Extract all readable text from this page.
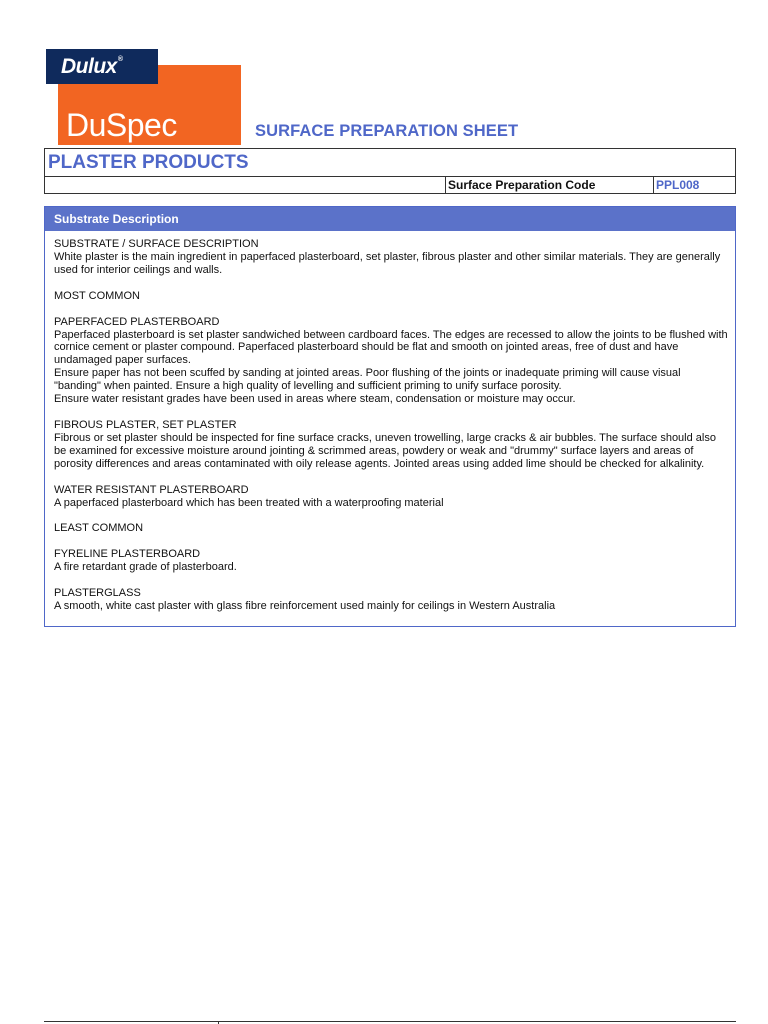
DuSpec
Dulux®
SURFACE PREPARATION SHEET
PLASTER PRODUCTS
Surface Preparation Code	PPL008
Substrate Description

SUBSTRATE / SURFACE DESCRIPTION
White plaster is the main ingredient in paperfaced plasterboard, set plaster, fibrous plaster and other similar materials. They are generally used for interior ceilings and walls.

MOST COMMON

PAPERFACED PLASTERBOARD
Paperfaced plasterboard is set plaster sandwiched between cardboard faces. The edges are recessed to allow the joints to be flushed with cornice cement or plaster compound. Paperfaced plasterboard should be flat and smooth on jointed areas, free of dust and have undamaged paper surfaces.
Ensure paper has not been scuffed by sanding at jointed areas. Poor flushing of the joints or inadequate priming will cause visual "banding" when painted. Ensure a high quality of levelling and sufficient priming to unify surface porosity.
Ensure water resistant grades have been used in areas where steam, condensation or moisture may occur.

FIBROUS PLASTER, SET PLASTER
Fibrous or set plaster should be inspected for fine surface cracks, uneven trowelling, large cracks & air bubbles. The surface should also be examined for excessive moisture around jointing & scrimmed areas, powdery or weak and "drummy" surface layers and areas of porosity differences and areas contaminated with oily release agents. Jointed areas using added lime should be checked for alkalinity.

WATER RESISTANT PLASTERBOARD
A paperfaced plasterboard which has been treated with a waterproofing material

LEAST COMMON

FYRELINE PLASTERBOARD
A fire retardant grade of plasterboard.

PLASTERGLASS
A smooth, white cast plaster with glass fibre reinforcement used mainly for ceilings in Western Australia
______
- **Exercise instructions**
Look for "used" and pull out every line that has it.

- **Full answer**
White plaster is the main ingredient in paperfaced plasterboard, set plaster, fibrous plaster and other similar materials. They are generally used for interior ceilings and walls.
Ensure water resistant grades have been used in areas where steam, condensation or moisture may occur.
A smooth, white cast plaster with glass fibre reinforcement used mainly for ceilings in Western Australia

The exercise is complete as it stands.